#### [Request]
Count how many lines hold the string "пункта". Answer with that number and nothing more.

------------------------------------------------------------

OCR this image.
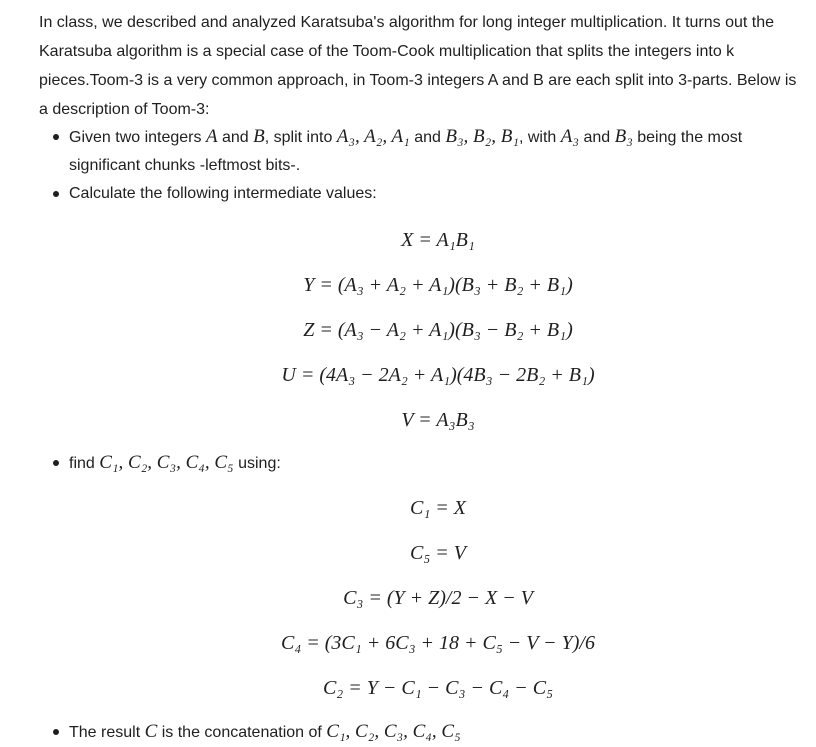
In class, we described and analyzed Karatsuba's algorithm for long integer multiplication. It turns out the Karatsuba algorithm is a special case of the Toom-Cook multiplication that splits the integers into k pieces.Toom-3 is a very common approach, in Toom-3 integers A and B are each split into 3-parts. Below is a description of Toom-3:

Given two integers A and B, split into A₃, A₂, A₁ and B₃, B₂, B₁, with A₃ and B₃ being the most significant chunks -leftmost bits-.
Calculate the following intermediate values:
X = A₁B₁
Y = (A₃ + A₂ + A₁)(B₃ + B₂ + B₁)
Z = (A₃ − A₂ + A₁)(B₃ − B₂ + B₁)
U = (4A₃ − 2A₂ + A₁)(4B₃ − 2B₂ + B₁)
V = A₃B₃
find C₁, C₂, C₃, C₄, C₅ using:
C₁ = X
C₅ = V
C₃ = (Y + Z)/2 − X − V
C₄ = (3C₁ + 6C₃ + 18 + C₅ − V − Y)/6
C₂ = Y − C₁ − C₃ − C₄ − C₅
The result C is the concatenation of C₁, C₂, C₃, C₄, C₅
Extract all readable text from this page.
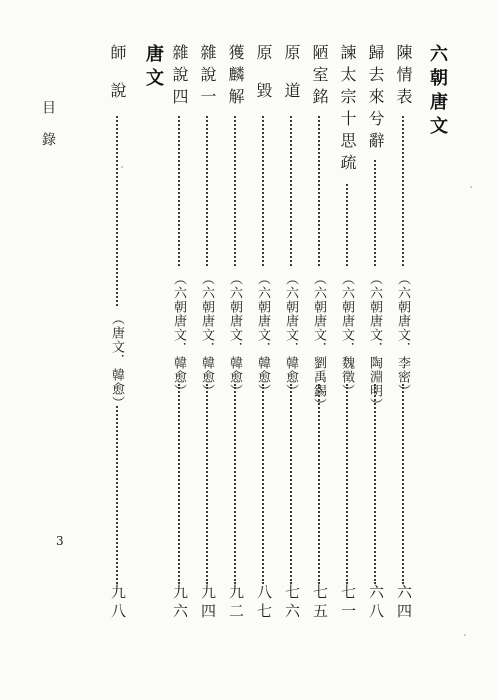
目錄
3
六朝唐文
唐文	陳情表
（六朝唐文．李密）
六四
歸去來兮辭
（六朝唐文．陶淵明）
六八
諫太宗十思疏
（六朝唐文．魏徵）
七一
陋室銘
（六朝唐文．劉禹錫）
七五
原道
（六朝唐文．韓愈）
七六
原毀
（六朝唐文．韓愈）
八七
獲麟解
（六朝唐文．韓愈）
九二
雜說一
（六朝唐文．韓愈）
九四
雜說四
（六朝唐文．韓愈）
九六
師說
（唐文．韓愈）
九八
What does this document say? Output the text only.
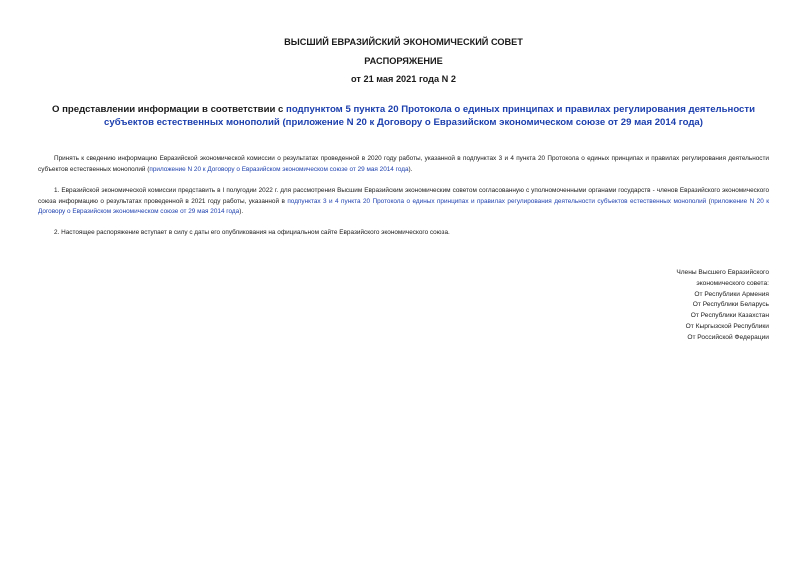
ВЫСШИЙ ЕВРАЗИЙСКИЙ ЭКОНОМИЧЕСКИЙ СОВЕТ
РАСПОРЯЖЕНИЕ
от 21 мая 2021 года N 2
О представлении информации в соответствии с подпунктом 5 пункта 20 Протокола о единых принципах и правилах регулирования деятельности субъектов естественных монополий (приложение N 20 к Договору о Евразийском экономическом союзе от 29 мая 2014 года)
Принять к сведению информацию Евразийской экономической комиссии о результатах проведенной в 2020 году работы, указанной в подпунктах 3 и 4 пункта 20 Протокола о единых принципах и правилах регулирования деятельности субъектов естественных монополий (приложение N 20 к Договору о Евразийском экономическом союзе от 29 мая 2014 года).
1. Евразийской экономической комиссии представить в I полугодии 2022 г. для рассмотрения Высшим Евразийским экономическим советом согласованную с уполномоченными органами государств - членов Евразийского экономического союза информацию о результатах проведенной в 2021 году работы, указанной в подпунктах 3 и 4 пункта 20 Протокола о единых принципах и правилах регулирования деятельности субъектов естественных монополий (приложение N 20 к Договору о Евразийском экономическом союзе от 29 мая 2014 года).
2. Настоящее распоряжение вступает в силу с даты его опубликования на официальном сайте Евразийского экономического союза.
Члены Высшего Евразийского
экономического совета:
От Республики Армения
От Республики Беларусь
От Республики Казахстан
От Кыргызской Республики
От Российской Федерации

------------------------------------------------------------

#### [The completed task]
3